_GOAL_
Type every record exactly as it appears.
# RECORDS TO USE start
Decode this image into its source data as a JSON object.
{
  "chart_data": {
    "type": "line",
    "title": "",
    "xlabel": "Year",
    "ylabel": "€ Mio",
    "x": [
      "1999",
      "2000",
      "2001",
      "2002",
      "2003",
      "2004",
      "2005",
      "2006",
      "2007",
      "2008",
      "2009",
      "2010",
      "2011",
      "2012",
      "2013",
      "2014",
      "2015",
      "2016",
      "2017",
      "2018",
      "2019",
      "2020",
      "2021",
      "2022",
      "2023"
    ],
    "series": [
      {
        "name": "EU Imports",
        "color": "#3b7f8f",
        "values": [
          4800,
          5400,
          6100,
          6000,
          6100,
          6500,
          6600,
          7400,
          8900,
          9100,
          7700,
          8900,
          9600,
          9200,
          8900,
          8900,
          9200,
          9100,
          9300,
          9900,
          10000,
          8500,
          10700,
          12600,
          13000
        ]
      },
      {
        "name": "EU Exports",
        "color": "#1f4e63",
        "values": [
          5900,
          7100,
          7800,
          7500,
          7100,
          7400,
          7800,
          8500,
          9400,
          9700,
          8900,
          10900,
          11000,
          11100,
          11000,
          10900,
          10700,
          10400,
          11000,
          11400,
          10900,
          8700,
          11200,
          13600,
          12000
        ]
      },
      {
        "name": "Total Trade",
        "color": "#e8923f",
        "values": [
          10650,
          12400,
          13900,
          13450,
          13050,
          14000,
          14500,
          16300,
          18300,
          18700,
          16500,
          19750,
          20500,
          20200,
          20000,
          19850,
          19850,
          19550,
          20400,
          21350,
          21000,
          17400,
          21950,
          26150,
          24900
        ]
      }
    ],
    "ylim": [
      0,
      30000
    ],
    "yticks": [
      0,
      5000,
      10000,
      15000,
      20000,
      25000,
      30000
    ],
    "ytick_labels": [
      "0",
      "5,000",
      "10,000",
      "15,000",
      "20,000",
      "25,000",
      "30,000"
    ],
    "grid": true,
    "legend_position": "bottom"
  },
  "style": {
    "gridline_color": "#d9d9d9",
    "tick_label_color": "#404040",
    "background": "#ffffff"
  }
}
# RECORDS TO USE end
_RESPONSE TO THE TASK_
Decode this image into its source data as a JSON object.
{
  "chart_data": {
    "type": "line",
    "title": "",
    "xlabel": "Year",
    "ylabel": "€ Mio",
    "x": [
      "1999",
      "2000",
      "2001",
      "2002",
      "2003",
      "2004",
      "2005",
      "2006",
      "2007",
      "2008",
      "2009",
      "2010",
      "2011",
      "2012",
      "2013",
      "2014",
      "2015",
      "2016",
      "2017",
      "2018",
      "2019",
      "2020",
      "2021",
      "2022",
      "2023"
    ],
    "series": [
      {
        "name": "EU Imports",
        "color": "#3b7f8f",
        "values": [
          4800,
          5400,
          6100,
          6000,
          6100,
          6500,
          6600,
          7400,
          8900,
          9100,
          7700,
          8900,
          9600,
          9200,
          8900,
          8900,
          9200,
          9100,
          9300,
          9900,
          10000,
          8500,
          10700,
          12600,
          13000
        ]
      },
      {
        "name": "EU Exports",
        "color": "#1f4e63",
        "values": [
          5900,
          7100,
          7800,
          7500,
          7100,
          7400,
          7800,
          8500,
          9400,
          9700,
          8900,
          10900,
          11000,
          11100,
          11000,
          10900,
          10700,
          10400,
          11000,
          11400,
          10900,
          8700,
          11200,
          13600,
          12000
        ]
      },
      {
        "name": "Total Trade",
        "color": "#e8923f",
        "values": [
          10650,
          12400,
          13900,
          13450,
          13050,
          14000,
          14500,
          16300,
          18300,
          18700,
          16500,
          19750,
          20500,
          20200,
          20000,
          19850,
          19850,
          19550,
          20400,
          21350,
          21000,
          17400,
          21950,
          26150,
          24900
        ]
      }
    ],
    "ylim": [
      0,
      30000
    ],
    "yticks": [
      0,
      5000,
      10000,
      15000,
      20000,
      25000,
      30000
    ],
    "ytick_labels": [
      "0",
      "5,000",
      "10,000",
      "15,000",
      "20,000",
      "25,000",
      "30,000"
    ],
    "grid": true,
    "legend_position": "bottom"
  },
  "style": {
    "gridline_color": "#d9d9d9",
    "tick_label_color": "#404040",
    "background": "#ffffff"
  }
}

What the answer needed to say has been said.